##### GIVEN ENTRIES #####

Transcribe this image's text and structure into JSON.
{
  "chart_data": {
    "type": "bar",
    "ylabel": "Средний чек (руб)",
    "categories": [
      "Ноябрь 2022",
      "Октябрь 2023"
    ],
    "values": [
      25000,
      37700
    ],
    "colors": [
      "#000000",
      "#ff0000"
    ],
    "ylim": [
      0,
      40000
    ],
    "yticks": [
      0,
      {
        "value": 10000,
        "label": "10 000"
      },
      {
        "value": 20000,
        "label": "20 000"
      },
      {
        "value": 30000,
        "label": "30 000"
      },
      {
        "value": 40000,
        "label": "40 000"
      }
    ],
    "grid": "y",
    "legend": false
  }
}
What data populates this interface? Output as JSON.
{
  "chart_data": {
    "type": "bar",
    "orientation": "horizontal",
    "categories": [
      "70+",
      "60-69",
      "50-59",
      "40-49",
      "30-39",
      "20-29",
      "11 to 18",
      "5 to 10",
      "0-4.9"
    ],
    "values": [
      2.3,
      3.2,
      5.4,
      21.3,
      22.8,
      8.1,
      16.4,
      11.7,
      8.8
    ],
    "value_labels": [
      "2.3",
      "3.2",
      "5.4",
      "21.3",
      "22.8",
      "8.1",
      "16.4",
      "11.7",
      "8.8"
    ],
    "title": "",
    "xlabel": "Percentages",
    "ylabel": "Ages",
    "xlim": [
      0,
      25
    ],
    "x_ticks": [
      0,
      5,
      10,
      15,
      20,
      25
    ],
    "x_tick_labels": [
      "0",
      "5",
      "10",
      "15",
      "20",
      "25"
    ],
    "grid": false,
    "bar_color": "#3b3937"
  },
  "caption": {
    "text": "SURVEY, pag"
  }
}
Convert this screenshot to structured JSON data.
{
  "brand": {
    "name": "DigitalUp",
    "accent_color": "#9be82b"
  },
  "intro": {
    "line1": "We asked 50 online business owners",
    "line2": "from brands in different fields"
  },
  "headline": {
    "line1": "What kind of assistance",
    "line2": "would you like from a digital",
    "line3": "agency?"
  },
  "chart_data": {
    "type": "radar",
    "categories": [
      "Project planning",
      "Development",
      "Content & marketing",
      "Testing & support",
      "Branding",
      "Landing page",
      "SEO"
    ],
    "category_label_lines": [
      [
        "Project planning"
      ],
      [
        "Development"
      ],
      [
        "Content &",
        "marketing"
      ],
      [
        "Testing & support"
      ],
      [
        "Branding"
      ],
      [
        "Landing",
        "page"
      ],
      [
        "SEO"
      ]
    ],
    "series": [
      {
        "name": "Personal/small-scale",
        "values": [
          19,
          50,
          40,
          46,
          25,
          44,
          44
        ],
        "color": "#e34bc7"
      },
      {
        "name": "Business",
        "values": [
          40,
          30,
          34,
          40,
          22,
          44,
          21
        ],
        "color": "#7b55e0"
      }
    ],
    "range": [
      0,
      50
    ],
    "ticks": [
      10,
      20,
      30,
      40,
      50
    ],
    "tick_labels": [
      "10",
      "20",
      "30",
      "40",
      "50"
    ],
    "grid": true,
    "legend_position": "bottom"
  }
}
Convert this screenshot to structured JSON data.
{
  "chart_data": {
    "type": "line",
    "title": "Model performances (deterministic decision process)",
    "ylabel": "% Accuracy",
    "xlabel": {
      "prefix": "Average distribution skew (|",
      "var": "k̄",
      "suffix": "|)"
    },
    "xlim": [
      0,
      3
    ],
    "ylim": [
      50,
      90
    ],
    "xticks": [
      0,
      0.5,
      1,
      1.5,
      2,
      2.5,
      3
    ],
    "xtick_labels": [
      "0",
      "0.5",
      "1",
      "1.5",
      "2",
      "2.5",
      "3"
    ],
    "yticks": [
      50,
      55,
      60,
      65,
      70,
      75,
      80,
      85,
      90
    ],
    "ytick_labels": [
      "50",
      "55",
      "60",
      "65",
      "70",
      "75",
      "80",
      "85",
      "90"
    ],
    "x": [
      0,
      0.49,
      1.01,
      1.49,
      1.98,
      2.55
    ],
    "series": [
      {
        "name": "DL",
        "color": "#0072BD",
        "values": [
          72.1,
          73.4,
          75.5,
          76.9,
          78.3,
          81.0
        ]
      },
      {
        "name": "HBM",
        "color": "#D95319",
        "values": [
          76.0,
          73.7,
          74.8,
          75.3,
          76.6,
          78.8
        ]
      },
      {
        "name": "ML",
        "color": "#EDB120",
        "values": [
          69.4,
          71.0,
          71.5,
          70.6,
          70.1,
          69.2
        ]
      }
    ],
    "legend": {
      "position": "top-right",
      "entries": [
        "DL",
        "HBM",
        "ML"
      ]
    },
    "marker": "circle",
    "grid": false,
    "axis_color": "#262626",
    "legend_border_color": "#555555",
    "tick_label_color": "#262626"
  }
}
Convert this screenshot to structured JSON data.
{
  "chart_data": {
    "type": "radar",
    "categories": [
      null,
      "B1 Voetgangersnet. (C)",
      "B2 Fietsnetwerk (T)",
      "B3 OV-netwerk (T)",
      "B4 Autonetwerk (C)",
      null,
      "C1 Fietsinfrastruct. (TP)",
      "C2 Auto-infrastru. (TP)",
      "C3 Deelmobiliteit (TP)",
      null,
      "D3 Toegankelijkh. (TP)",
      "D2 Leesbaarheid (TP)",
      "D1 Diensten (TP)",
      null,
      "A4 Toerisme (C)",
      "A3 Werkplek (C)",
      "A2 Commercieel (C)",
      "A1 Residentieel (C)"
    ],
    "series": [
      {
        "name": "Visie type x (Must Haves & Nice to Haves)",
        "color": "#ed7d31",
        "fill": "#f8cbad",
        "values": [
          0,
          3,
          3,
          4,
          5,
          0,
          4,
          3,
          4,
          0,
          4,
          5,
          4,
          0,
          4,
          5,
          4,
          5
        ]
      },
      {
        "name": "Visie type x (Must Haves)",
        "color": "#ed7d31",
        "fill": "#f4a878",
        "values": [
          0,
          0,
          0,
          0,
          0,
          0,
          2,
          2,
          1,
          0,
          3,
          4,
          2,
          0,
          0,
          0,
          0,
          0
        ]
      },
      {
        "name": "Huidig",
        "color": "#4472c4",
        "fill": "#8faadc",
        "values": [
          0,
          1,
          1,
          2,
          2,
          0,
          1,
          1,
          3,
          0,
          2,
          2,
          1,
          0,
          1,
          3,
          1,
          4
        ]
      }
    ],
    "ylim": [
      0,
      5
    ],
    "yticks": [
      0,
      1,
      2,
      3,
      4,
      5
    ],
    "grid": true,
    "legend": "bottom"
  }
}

#####

» **AIM OF THE TASK**: Write down the full listing again, exactly.

» **TASK SOLUTION**:
Transcribe this image's text and structure into JSON.
{
  "chart_data": {
    "type": "bar",
    "ylabel": "Средний чек (руб)",
    "categories": [
      "Ноябрь 2022",
      "Октябрь 2023"
    ],
    "values": [
      25000,
      37700
    ],
    "colors": [
      "#000000",
      "#ff0000"
    ],
    "ylim": [
      0,
      40000
    ],
    "yticks": [
      0,
      {
        "value": 10000,
        "label": "10 000"
      },
      {
        "value": 20000,
        "label": "20 000"
      },
      {
        "value": 30000,
        "label": "30 000"
      },
      {
        "value": 40000,
        "label": "40 000"
      }
    ],
    "grid": "y",
    "legend": false
  }
}
What data populates this interface? Output as JSON.
{
  "chart_data": {
    "type": "bar",
    "orientation": "horizontal",
    "categories": [
      "70+",
      "60-69",
      "50-59",
      "40-49",
      "30-39",
      "20-29",
      "11 to 18",
      "5 to 10",
      "0-4.9"
    ],
    "values": [
      2.3,
      3.2,
      5.4,
      21.3,
      22.8,
      8.1,
      16.4,
      11.7,
      8.8
    ],
    "value_labels": [
      "2.3",
      "3.2",
      "5.4",
      "21.3",
      "22.8",
      "8.1",
      "16.4",
      "11.7",
      "8.8"
    ],
    "title": "",
    "xlabel": "Percentages",
    "ylabel": "Ages",
    "xlim": [
      0,
      25
    ],
    "x_ticks": [
      0,
      5,
      10,
      15,
      20,
      25
    ],
    "x_tick_labels": [
      "0",
      "5",
      "10",
      "15",
      "20",
      "25"
    ],
    "grid": false,
    "bar_color": "#3b3937"
  },
  "caption": {
    "text": "SURVEY, pag"
  }
}
Convert this screenshot to structured JSON data.
{
  "brand": {
    "name": "DigitalUp",
    "accent_color": "#9be82b"
  },
  "intro": {
    "line1": "We asked 50 online business owners",
    "line2": "from brands in different fields"
  },
  "headline": {
    "line1": "What kind of assistance",
    "line2": "would you like from a digital",
    "line3": "agency?"
  },
  "chart_data": {
    "type": "radar",
    "categories": [
      "Project planning",
      "Development",
      "Content & marketing",
      "Testing & support",
      "Branding",
      "Landing page",
      "SEO"
    ],
    "category_label_lines": [
      [
        "Project planning"
      ],
      [
        "Development"
      ],
      [
        "Content &",
        "marketing"
      ],
      [
        "Testing & support"
      ],
      [
        "Branding"
      ],
      [
        "Landing",
        "page"
      ],
      [
        "SEO"
      ]
    ],
    "series": [
      {
        "name": "Personal/small-scale",
        "values": [
          19,
          50,
          40,
          46,
          25,
          44,
          44
        ],
        "color": "#e34bc7"
      },
      {
        "name": "Business",
        "values": [
          40,
          30,
          34,
          40,
          22,
          44,
          21
        ],
        "color": "#7b55e0"
      }
    ],
    "range": [
      0,
      50
    ],
    "ticks": [
      10,
      20,
      30,
      40,
      50
    ],
    "tick_labels": [
      "10",
      "20",
      "30",
      "40",
      "50"
    ],
    "grid": true,
    "legend_position": "bottom"
  }
}
Convert this screenshot to structured JSON data.
{
  "chart_data": {
    "type": "line",
    "title": "Model performances (deterministic decision process)",
    "ylabel": "% Accuracy",
    "xlabel": {
      "prefix": "Average distribution skew (|",
      "var": "k̄",
      "suffix": "|)"
    },
    "xlim": [
      0,
      3
    ],
    "ylim": [
      50,
      90
    ],
    "xticks": [
      0,
      0.5,
      1,
      1.5,
      2,
      2.5,
      3
    ],
    "xtick_labels": [
      "0",
      "0.5",
      "1",
      "1.5",
      "2",
      "2.5",
      "3"
    ],
    "yticks": [
      50,
      55,
      60,
      65,
      70,
      75,
      80,
      85,
      90
    ],
    "ytick_labels": [
      "50",
      "55",
      "60",
      "65",
      "70",
      "75",
      "80",
      "85",
      "90"
    ],
    "x": [
      0,
      0.49,
      1.01,
      1.49,
      1.98,
      2.55
    ],
    "series": [
      {
        "name": "DL",
        "color": "#0072BD",
        "values": [
          72.1,
          73.4,
          75.5,
          76.9,
          78.3,
          81.0
        ]
      },
      {
        "name": "HBM",
        "color": "#D95319",
        "values": [
          76.0,
          73.7,
          74.8,
          75.3,
          76.6,
          78.8
        ]
      },
      {
        "name": "ML",
        "color": "#EDB120",
        "values": [
          69.4,
          71.0,
          71.5,
          70.6,
          70.1,
          69.2
        ]
      }
    ],
    "legend": {
      "position": "top-right",
      "entries": [
        "DL",
        "HBM",
        "ML"
      ]
    },
    "marker": "circle",
    "grid": false,
    "axis_color": "#262626",
    "legend_border_color": "#555555",
    "tick_label_color": "#262626"
  }
}
Convert this screenshot to structured JSON data.
{
  "chart_data": {
    "type": "radar",
    "categories": [
      null,
      "B1 Voetgangersnet. (C)",
      "B2 Fietsnetwerk (T)",
      "B3 OV-netwerk (T)",
      "B4 Autonetwerk (C)",
      null,
      "C1 Fietsinfrastruct. (TP)",
      "C2 Auto-infrastru. (TP)",
      "C3 Deelmobiliteit (TP)",
      null,
      "D3 Toegankelijkh. (TP)",
      "D2 Leesbaarheid (TP)",
      "D1 Diensten (TP)",
      null,
      "A4 Toerisme (C)",
      "A3 Werkplek (C)",
      "A2 Commercieel (C)",
      "A1 Residentieel (C)"
    ],
    "series": [
      {
        "name": "Visie type x (Must Haves & Nice to Haves)",
        "color": "#ed7d31",
        "fill": "#f8cbad",
        "values": [
          0,
          3,
          3,
          4,
          5,
          0,
          4,
          3,
          4,
          0,
          4,
          5,
          4,
          0,
          4,
          5,
          4,
          5
        ]
      },
      {
        "name": "Visie type x (Must Haves)",
        "color": "#ed7d31",
        "fill": "#f4a878",
        "values": [
          0,
          0,
          0,
          0,
          0,
          0,
          2,
          2,
          1,
          0,
          3,
          4,
          2,
          0,
          0,
          0,
          0,
          0
        ]
      },
      {
        "name": "Huidig",
        "color": "#4472c4",
        "fill": "#8faadc",
        "values": [
          0,
          1,
          1,
          2,
          2,
          0,
          1,
          1,
          3,
          0,
          2,
          2,
          1,
          0,
          1,
          3,
          1,
          4
        ]
      }
    ],
    "ylim": [
      0,
      5
    ],
    "yticks": [
      0,
      1,
      2,
      3,
      4,
      5
    ],
    "grid": true,
    "legend": "bottom"
  }
}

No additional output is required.